__Figure collection entries__:

[BEGIN]

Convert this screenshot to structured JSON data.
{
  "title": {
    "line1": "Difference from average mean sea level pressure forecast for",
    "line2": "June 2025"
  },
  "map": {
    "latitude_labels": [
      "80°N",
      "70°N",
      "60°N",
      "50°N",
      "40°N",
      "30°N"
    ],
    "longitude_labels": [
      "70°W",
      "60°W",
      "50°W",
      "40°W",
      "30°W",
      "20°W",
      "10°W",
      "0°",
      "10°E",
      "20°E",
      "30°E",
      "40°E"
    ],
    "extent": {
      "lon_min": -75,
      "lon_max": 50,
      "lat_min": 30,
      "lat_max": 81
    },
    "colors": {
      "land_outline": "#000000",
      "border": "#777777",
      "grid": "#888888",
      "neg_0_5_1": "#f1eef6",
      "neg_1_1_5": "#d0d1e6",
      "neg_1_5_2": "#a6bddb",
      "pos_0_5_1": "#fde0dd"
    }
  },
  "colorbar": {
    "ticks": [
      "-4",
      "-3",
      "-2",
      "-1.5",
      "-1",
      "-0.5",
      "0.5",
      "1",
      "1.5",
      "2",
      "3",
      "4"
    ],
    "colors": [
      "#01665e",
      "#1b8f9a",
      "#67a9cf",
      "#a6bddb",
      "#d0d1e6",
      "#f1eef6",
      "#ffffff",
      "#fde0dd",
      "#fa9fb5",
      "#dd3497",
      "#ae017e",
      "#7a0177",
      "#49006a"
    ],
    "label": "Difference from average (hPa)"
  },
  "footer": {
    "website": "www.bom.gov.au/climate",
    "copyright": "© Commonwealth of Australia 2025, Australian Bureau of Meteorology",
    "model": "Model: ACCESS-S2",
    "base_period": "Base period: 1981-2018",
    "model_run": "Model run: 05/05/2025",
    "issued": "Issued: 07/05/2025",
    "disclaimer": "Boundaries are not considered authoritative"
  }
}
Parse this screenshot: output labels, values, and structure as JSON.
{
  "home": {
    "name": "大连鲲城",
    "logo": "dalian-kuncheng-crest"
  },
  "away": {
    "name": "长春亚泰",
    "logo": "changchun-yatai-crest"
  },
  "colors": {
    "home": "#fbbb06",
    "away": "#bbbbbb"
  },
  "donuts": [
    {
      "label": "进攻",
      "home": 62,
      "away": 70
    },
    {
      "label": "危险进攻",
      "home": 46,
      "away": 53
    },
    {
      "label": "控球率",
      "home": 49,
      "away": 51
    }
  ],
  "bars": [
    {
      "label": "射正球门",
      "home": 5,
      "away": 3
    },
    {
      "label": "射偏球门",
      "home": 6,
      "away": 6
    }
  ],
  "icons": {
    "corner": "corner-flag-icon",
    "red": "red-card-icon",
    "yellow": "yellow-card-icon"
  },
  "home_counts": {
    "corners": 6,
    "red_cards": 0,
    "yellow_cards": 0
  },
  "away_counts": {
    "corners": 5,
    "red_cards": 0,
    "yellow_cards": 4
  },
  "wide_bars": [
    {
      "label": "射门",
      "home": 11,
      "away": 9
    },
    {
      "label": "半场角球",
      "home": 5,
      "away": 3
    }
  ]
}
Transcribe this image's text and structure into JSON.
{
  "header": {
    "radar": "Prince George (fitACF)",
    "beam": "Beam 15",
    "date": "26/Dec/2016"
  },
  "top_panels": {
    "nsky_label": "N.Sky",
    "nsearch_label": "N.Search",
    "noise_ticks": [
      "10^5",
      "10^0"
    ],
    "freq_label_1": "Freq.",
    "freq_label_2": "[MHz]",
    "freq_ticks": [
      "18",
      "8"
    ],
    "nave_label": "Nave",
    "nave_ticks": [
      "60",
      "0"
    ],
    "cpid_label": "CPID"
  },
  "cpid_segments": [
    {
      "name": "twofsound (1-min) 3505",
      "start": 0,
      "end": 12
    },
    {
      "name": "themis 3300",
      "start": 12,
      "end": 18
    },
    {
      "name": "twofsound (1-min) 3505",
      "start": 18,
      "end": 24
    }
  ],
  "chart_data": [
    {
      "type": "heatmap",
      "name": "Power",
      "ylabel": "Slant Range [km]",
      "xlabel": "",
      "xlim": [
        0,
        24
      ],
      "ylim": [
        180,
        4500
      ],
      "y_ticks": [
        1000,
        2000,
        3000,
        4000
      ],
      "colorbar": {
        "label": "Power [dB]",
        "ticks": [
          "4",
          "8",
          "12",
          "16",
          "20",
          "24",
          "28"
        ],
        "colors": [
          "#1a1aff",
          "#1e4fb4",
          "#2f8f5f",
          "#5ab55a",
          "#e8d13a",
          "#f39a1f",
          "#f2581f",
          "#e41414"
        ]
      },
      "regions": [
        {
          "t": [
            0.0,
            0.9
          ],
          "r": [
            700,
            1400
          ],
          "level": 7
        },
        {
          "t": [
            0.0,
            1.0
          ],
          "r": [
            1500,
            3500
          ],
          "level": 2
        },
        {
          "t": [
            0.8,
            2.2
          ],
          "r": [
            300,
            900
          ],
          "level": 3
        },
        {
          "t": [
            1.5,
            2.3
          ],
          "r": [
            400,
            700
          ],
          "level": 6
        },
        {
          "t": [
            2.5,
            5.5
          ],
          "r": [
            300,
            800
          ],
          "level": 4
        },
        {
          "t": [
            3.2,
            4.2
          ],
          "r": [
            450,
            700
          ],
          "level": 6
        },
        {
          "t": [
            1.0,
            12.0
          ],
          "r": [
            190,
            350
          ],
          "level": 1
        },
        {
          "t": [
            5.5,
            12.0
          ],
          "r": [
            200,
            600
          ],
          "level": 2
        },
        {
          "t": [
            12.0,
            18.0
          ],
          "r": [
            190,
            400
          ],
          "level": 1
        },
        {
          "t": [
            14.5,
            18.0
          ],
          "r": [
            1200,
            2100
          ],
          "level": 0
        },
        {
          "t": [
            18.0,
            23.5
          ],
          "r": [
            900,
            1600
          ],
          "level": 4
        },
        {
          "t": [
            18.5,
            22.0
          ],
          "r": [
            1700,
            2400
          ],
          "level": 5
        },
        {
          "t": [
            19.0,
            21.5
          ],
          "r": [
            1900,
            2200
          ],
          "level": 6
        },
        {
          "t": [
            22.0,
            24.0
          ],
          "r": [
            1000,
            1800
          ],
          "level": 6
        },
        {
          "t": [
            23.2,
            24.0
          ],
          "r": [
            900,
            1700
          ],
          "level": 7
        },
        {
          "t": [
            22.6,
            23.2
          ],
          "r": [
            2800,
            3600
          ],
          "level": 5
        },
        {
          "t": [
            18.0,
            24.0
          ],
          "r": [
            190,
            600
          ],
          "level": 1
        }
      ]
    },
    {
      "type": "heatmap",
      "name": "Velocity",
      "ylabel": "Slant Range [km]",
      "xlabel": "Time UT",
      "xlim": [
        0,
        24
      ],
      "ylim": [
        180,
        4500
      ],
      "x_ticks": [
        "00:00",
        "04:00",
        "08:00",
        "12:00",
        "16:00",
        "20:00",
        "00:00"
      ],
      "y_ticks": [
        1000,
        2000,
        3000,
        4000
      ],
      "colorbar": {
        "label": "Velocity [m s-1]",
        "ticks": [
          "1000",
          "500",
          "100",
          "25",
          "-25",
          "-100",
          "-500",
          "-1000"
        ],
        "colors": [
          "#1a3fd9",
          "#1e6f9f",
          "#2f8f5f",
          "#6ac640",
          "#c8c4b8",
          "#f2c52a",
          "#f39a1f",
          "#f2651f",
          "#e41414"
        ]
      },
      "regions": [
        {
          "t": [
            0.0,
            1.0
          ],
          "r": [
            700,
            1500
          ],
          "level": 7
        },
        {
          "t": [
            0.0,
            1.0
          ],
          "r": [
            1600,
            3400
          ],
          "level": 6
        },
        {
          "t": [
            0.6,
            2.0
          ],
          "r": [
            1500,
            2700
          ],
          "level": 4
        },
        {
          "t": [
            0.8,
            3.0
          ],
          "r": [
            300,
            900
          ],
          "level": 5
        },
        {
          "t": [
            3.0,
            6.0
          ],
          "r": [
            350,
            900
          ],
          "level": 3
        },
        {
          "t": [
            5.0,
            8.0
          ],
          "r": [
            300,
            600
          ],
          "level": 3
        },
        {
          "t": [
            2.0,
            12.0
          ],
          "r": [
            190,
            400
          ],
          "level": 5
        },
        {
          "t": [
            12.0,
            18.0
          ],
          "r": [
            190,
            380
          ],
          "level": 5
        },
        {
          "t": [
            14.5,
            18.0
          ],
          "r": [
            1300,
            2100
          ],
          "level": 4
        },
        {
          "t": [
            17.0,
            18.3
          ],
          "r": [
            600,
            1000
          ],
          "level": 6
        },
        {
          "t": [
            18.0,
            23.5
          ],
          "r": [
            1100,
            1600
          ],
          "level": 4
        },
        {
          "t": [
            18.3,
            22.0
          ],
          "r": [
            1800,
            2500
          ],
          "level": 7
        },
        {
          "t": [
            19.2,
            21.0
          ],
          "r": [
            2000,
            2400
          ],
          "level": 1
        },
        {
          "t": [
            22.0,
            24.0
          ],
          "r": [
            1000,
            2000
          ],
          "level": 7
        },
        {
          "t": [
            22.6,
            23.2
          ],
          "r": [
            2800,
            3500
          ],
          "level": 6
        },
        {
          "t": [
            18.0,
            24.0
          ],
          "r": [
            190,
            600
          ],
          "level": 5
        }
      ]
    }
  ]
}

[END]

__Task prompt__: Which lines in the records above contain the string "Model"? Copy each one.

__The result__:
    "model": "Model: ACCESS-S2",
    "model_run": "Model run: 05/05/2025",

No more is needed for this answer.